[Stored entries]
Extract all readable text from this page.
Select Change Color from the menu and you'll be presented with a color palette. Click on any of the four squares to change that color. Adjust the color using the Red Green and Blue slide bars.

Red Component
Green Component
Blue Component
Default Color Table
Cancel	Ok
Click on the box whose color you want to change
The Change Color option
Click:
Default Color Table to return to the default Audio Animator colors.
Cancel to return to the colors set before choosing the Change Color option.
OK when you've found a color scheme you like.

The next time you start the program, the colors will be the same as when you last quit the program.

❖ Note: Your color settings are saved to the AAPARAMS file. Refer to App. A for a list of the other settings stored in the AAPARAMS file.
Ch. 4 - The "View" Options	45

**EXERCISE PROMPT**
Restate the whole listing exactly, leaving out nothing.

**RESPONSE TO THE TASK**
Extract all readable text from this page.
Select Change Color from the menu and you'll be presented with a color palette. Click on any of the four squares to change that color. Adjust the color using the Red Green and Blue slide bars.

Red Component
Green Component
Blue Component
Default Color Table
Cancel	Ok
Click on the box whose color you want to change
The Change Color option
Click:
Default Color Table to return to the default Audio Animator colors.
Cancel to return to the colors set before choosing the Change Color option.
OK when you've found a color scheme you like.

The next time you start the program, the colors will be the same as when you last quit the program.

❖ Note: Your color settings are saved to the AAPARAMS file. Refer to App. A for a list of the other settings stored in the AAPARAMS file.
Ch. 4 - The "View" Options	45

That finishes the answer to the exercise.